● What you will do
Images appear in the records below; leave them out and repeat everything else exactly.

+ + + +

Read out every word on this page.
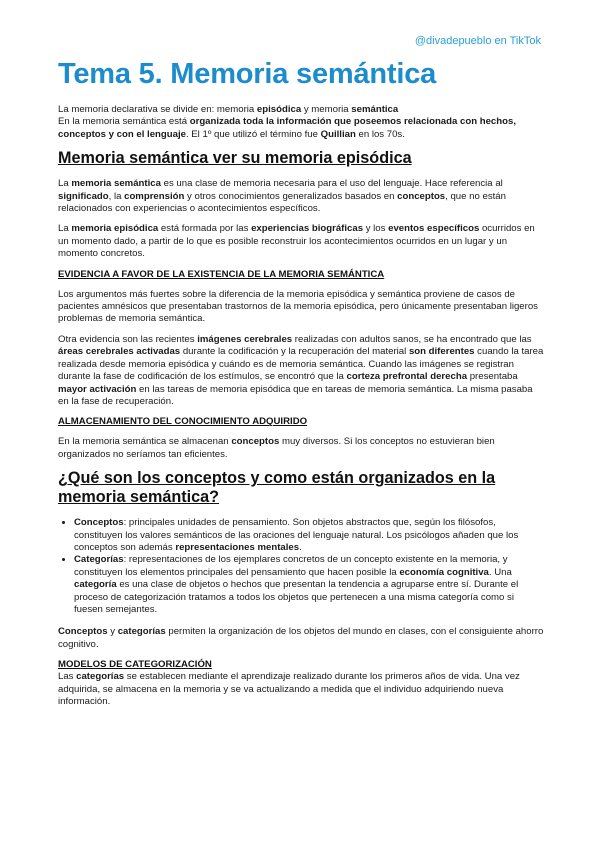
@divadepueblo en TikTok
Tema 5. Memoria semántica

La memoria declarativa se divide en: memoria episódica y memoria semántica
En la memoria semántica está organizada toda la información que poseemos relacionada con hechos, conceptos y con el lenguaje. El 1º que utilizó el término fue Quillian en los 70s.

Memoria semántica ver su memoria episódica

La memoria semántica es una clase de memoria necesaria para el uso del lenguaje. Hace referencia al significado, la comprensión y otros conocimientos generalizados basados en conceptos, que no están relacionados con experiencias o acontecimientos específicos.

La memoria episódica está formada por las experiencias biográficas y los eventos específicos ocurridos en un momento dado, a partir de lo que es posible reconstruir los acontecimientos ocurridos en un lugar y un momento concretos.

EVIDENCIA A FAVOR DE LA EXISTENCIA DE LA MEMORIA SEMÁNTICA

Los argumentos más fuertes sobre la diferencia de la memoria episódica y semántica proviene de casos de pacientes amnésicos que presentaban trastornos de la memoria episódica, pero únicamente presentaban ligeros problemas de memoria semántica.

Otra evidencia son las recientes imágenes cerebrales realizadas con adultos sanos, se ha encontrado que las áreas cerebrales activadas durante la codificación y la recuperación del material son diferentes cuando la tarea realizada desde memoria episódica y cuándo es de memoria semántica. Cuando las imágenes se registran durante la fase de codificación de los estímulos, se encontró que la corteza prefrontal derecha presentaba mayor activación en las tareas de memoria episódica que en tareas de memoria semántica. La misma pasaba en la fase de recuperación.

ALMACENAMIENTO DEL CONOCIMIENTO ADQUIRIDO

En la memoria semántica se almacenan conceptos muy diversos. Si los conceptos no estuvieran bien organizados no seríamos tan eficientes.

¿Qué son los conceptos y como están organizados en la memoria semántica?
• Conceptos: principales unidades de pensamiento. Son objetos abstractos que, según los filósofos, constituyen los valores semánticos de las oraciones del lenguaje natural. Los psicólogos añaden que los conceptos son además representaciones mentales.
• Categorías: representaciones de los ejemplares concretos de un concepto existente en la memoria, y constituyen los elementos principales del pensamiento que hacen posible la economía cognitiva. Una categoría es una clase de objetos o hechos que presentan la tendencia a agruparse entre sí. Durante el proceso de categorización tratamos a todos los objetos que pertenecen a una misma categoría como si fuesen semejantes.

Conceptos y categorías permiten la organización de los objetos del mundo en clases, con el consiguiente ahorro cognitivo.

MODELOS DE CATEGORIZACIÓN

Las categorías se establecen mediante el aprendizaje realizado durante los primeros años de vida. Una vez adquirida, se almacena en la memoria y se va actualizando a medida que el individuo adquiriendo nueva información.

+ + + +

● Written solution
Read out every word on this page.
@divadepueblo en TikTok
Tema 5. Memoria semántica

La memoria declarativa se divide en: memoria episódica y memoria semántica
En la memoria semántica está organizada toda la información que poseemos relacionada con hechos, conceptos y con el lenguaje. El 1º que utilizó el término fue Quillian en los 70s.

Memoria semántica ver su memoria episódica

La memoria semántica es una clase de memoria necesaria para el uso del lenguaje. Hace referencia al significado, la comprensión y otros conocimientos generalizados basados en conceptos, que no están relacionados con experiencias o acontecimientos específicos.

La memoria episódica está formada por las experiencias biográficas y los eventos específicos ocurridos en un momento dado, a partir de lo que es posible reconstruir los acontecimientos ocurridos en un lugar y un momento concretos.

EVIDENCIA A FAVOR DE LA EXISTENCIA DE LA MEMORIA SEMÁNTICA

Los argumentos más fuertes sobre la diferencia de la memoria episódica y semántica proviene de casos de pacientes amnésicos que presentaban trastornos de la memoria episódica, pero únicamente presentaban ligeros problemas de memoria semántica.

Otra evidencia son las recientes imágenes cerebrales realizadas con adultos sanos, se ha encontrado que las áreas cerebrales activadas durante la codificación y la recuperación del material son diferentes cuando la tarea realizada desde memoria episódica y cuándo es de memoria semántica. Cuando las imágenes se registran durante la fase de codificación de los estímulos, se encontró que la corteza prefrontal derecha presentaba mayor activación en las tareas de memoria episódica que en tareas de memoria semántica. La misma pasaba en la fase de recuperación.

ALMACENAMIENTO DEL CONOCIMIENTO ADQUIRIDO

En la memoria semántica se almacenan conceptos muy diversos. Si los conceptos no estuvieran bien organizados no seríamos tan eficientes.

¿Qué son los conceptos y como están organizados en la memoria semántica?
• Conceptos: principales unidades de pensamiento. Son objetos abstractos que, según los filósofos, constituyen los valores semánticos de las oraciones del lenguaje natural. Los psicólogos añaden que los conceptos son además representaciones mentales.
• Categorías: representaciones de los ejemplares concretos de un concepto existente en la memoria, y constituyen los elementos principales del pensamiento que hacen posible la economía cognitiva. Una categoría es una clase de objetos o hechos que presentan la tendencia a agruparse entre sí. Durante el proceso de categorización tratamos a todos los objetos que pertenecen a una misma categoría como si fuesen semejantes.

Conceptos y categorías permiten la organización de los objetos del mundo en clases, con el consiguiente ahorro cognitivo.

MODELOS DE CATEGORIZACIÓN

Las categorías se establecen mediante el aprendizaje realizado durante los primeros años de vida. Una vez adquirida, se almacena en la memoria y se va actualizando a medida que el individuo adquiriendo nueva información.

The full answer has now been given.